4 What will an FTA mean for New Zealand manufacturers?
In terms of manufactured goods, the picture is less clear. However, there may be some gains to be made by manufacturers operating in niche sectors.
- New Zealand dishwasher products face tariffs ranging from 10 to 14 percent.
- Fridge-freezer units incur tariffs duties between 9 and 30 percent.
- Air-conditioner units attract tariff rates of up to 20 percent.
- Carpets incur tariffs of up to 14 percent.
With a reduction of tariffs through an FTA negotiation and consequent improved price competitiveness, there is the potential for a modest expansion of opportunities for New Zealand exporters.
There have been adjustments in the domestic textile, clothing and footwear sectors for several years, and will continue to be following implementation of New Zealand's tariff regime post 2005. The way in which an FTA with China relates to that process will be looked at in the feasibility study and views of industry will be sought in the associated consultation process. Some transitional measures may be needed to smooth any adjustment process.
5 What will it mean for other issues in New Zealand's relationship with China?
This negotiation will not affect the dialogue we already have on other issues, including sensitive ones.
6 Why did New Zealand decide to agree that China has a market economy system?
This question has a very particular meaning because of the way in which China has been treated in the WTO by some countries. When China joined the WTO some countries retained the right to discriminate against China on the grounds that it was a "non-market economy". This was the justification for having special and discriminatory anti-dumping and safeguard rules against China.
China has never been happy about being singled out in this way It has said that it will only negotiate an FTA with partners that are prepared to acknowledge that it has established a "market economy system" and to agree not to use the discriminatory provisions. This is why China attaches such importance to securing acknowledgement of its market economy system before FTA negotiations can begin.

- EXERCISE INPUT:
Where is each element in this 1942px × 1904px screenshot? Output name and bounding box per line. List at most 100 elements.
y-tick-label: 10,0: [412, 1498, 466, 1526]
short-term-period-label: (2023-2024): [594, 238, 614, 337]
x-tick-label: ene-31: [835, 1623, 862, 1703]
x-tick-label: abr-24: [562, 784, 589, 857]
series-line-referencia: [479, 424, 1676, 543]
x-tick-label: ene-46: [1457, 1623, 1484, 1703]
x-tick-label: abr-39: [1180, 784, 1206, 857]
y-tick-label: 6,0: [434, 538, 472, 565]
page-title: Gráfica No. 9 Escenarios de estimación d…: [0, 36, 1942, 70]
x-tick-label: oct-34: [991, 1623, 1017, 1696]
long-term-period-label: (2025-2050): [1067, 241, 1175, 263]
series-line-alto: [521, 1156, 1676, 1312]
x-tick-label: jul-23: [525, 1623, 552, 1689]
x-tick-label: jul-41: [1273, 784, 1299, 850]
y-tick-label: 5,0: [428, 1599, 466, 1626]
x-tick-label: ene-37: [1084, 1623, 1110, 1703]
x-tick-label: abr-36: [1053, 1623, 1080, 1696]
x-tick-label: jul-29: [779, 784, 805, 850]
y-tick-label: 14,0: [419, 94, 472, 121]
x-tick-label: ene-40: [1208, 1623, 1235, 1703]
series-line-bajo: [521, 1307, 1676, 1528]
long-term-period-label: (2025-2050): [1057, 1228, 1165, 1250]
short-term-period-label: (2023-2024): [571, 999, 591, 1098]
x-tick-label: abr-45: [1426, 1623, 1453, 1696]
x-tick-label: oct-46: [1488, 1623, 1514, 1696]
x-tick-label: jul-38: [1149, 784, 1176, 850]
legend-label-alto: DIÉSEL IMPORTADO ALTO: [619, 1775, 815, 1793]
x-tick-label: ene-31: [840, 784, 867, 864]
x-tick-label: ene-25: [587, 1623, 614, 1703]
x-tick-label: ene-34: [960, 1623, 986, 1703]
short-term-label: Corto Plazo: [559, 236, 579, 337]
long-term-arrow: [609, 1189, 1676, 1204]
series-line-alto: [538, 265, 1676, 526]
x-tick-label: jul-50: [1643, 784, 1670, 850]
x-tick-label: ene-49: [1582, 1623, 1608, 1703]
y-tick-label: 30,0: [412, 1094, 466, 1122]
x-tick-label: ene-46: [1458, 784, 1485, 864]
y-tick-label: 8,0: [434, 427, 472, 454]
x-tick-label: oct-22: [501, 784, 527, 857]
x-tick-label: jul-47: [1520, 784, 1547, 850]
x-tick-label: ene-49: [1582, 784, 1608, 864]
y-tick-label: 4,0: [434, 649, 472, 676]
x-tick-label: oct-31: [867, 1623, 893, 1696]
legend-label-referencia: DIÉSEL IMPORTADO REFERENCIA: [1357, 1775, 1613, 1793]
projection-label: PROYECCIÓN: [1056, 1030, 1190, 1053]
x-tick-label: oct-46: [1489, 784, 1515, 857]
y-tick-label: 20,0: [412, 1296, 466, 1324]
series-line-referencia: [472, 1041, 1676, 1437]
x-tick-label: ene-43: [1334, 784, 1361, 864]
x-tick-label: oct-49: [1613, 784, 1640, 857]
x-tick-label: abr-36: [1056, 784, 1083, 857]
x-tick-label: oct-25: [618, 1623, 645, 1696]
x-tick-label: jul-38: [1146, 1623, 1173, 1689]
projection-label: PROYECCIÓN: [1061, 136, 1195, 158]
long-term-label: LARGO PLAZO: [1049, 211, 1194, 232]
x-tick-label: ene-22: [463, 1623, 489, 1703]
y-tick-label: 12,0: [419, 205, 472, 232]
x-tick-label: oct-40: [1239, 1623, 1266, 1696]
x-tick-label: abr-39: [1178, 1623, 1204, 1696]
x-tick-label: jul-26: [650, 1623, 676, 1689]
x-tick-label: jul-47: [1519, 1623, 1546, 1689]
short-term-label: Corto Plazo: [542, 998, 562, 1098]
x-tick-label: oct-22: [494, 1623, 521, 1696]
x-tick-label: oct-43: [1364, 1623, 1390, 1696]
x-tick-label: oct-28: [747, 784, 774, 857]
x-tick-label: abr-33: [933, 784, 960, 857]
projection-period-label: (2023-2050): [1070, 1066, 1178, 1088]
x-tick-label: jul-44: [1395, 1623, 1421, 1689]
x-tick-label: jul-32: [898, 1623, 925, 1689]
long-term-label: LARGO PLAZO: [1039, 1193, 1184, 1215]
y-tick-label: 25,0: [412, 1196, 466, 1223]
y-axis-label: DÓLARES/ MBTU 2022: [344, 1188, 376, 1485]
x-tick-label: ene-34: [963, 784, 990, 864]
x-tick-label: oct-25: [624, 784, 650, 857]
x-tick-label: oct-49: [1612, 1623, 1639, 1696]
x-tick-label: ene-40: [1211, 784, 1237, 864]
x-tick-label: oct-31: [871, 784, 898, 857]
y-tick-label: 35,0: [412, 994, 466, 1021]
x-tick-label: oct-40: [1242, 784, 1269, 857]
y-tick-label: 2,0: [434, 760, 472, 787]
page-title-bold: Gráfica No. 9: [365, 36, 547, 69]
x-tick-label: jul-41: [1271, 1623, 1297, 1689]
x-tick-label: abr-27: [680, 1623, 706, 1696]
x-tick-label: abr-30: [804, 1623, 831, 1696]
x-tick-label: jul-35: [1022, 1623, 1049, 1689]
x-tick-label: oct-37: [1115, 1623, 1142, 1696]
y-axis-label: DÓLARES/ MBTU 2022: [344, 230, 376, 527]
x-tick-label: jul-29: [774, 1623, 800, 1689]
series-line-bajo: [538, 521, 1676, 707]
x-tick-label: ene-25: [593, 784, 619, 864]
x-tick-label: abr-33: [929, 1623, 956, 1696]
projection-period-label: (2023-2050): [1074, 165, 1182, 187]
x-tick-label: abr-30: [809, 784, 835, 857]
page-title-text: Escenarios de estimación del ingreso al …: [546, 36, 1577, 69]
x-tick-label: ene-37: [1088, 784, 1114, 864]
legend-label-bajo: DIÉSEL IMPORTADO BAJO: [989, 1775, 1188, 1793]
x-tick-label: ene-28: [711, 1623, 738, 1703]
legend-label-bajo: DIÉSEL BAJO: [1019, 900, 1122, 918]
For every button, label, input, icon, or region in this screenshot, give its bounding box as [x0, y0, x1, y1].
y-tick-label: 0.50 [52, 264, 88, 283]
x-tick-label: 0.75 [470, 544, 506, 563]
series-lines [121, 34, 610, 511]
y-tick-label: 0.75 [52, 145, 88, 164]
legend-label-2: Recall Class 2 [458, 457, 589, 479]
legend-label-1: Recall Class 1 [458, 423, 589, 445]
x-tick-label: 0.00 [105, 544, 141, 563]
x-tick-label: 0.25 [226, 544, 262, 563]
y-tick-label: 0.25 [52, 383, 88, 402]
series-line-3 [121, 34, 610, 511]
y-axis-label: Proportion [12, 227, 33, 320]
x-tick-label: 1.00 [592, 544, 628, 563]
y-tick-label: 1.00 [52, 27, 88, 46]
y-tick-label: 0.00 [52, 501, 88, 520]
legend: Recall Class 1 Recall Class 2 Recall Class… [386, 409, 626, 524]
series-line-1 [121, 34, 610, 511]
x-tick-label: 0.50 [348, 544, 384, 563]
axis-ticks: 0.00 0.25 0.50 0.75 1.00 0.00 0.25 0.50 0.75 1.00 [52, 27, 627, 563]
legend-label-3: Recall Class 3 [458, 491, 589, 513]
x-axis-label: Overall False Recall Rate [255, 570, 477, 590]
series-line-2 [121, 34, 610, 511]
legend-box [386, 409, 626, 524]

- WORK TO DO:
(A) Summarize the passage on a free trade agreement between New Zealand and China in three sentences.
(B) Write out everything in the records from the start down to the line that contains "x-tick-label: jul-41: [1273, 784, 1299, 850]", both ends included.

- SOLUTIONS PER TASK:
(A) The effect of an FTA on New Zealand manufactured goods is less clear, but manufacturers in niche sectors may gain, since products such as dishwashers, fridge-freezers, air conditioners and carpets face tariffs of up to 30 percent, and lower tariffs could modestly expand opportunities for exporters. Adjustments in the textile, clothing and footwear sectors will continue, their relation to an FTA will be examined in a feasibility study with industry consultation, and transitional measures may be needed. The negotiation will not affect dialogue on other issues, and acknowledging China's market economy system matters because China will only negotiate an FTA with partners that acknowledge it and agree not to use discriminatory anti-dumping and safeguard provisions.

(B)
Where is each element in this 1942px × 1904px screenshot? Output name and bounding box per line. List at most 100 elements.
y-tick-label: 10,0: [412, 1498, 466, 1526]
short-term-period-label: (2023-2024): [594, 238, 614, 337]
x-tick-label: ene-31: [835, 1623, 862, 1703]
x-tick-label: abr-24: [562, 784, 589, 857]
series-line-referencia: [479, 424, 1676, 543]
x-tick-label: ene-46: [1457, 1623, 1484, 1703]
x-tick-label: abr-39: [1180, 784, 1206, 857]
y-tick-label: 6,0: [434, 538, 472, 565]
page-title: Gráfica No. 9 Escenarios de estimación d…: [0, 36, 1942, 70]
x-tick-label: oct-34: [991, 1623, 1017, 1696]
long-term-period-label: (2025-2050): [1067, 241, 1175, 263]
series-line-alto: [521, 1156, 1676, 1312]
x-tick-label: jul-23: [525, 1623, 552, 1689]
x-tick-label: jul-41: [1273, 784, 1299, 850]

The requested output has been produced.